> [DATASET EXTRACT]
## START

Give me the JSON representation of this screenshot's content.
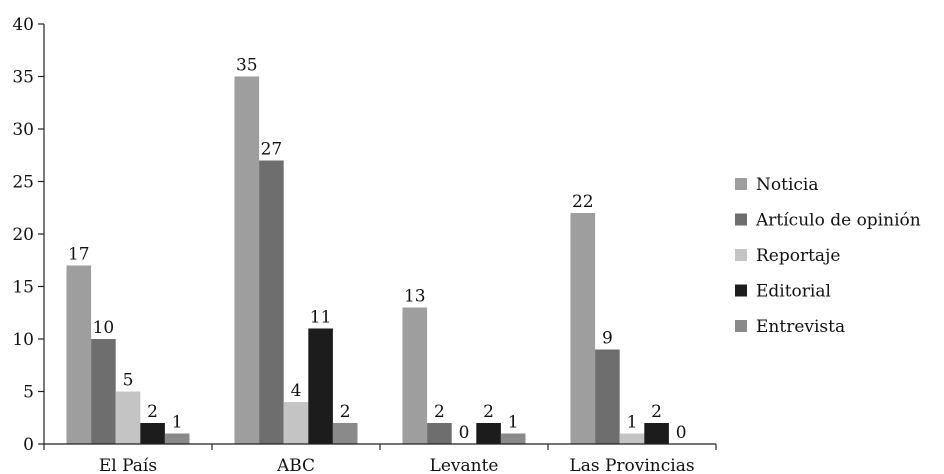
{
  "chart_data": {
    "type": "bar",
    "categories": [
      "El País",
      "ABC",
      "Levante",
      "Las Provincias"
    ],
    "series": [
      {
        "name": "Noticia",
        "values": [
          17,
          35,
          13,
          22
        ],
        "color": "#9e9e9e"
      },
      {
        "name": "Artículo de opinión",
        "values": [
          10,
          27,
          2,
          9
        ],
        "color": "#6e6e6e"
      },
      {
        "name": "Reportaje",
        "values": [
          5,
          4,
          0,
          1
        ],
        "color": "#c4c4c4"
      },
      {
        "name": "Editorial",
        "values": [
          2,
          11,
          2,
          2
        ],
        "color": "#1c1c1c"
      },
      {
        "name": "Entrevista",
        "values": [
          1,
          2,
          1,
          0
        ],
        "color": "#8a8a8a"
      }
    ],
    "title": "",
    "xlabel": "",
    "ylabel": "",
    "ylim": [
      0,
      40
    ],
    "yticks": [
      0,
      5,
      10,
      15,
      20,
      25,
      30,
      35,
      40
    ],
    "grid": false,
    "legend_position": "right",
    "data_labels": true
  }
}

## END

> [WHAT NEEDS TO BE DONE]
Go through the lines above. Select every one that has the string "name".

> [RESPONSE]
        "name": "Noticia",
        "name": "Artículo de opinión",
        "name": "Reportaje",
        "name": "Editorial",
        "name": "Entrevista",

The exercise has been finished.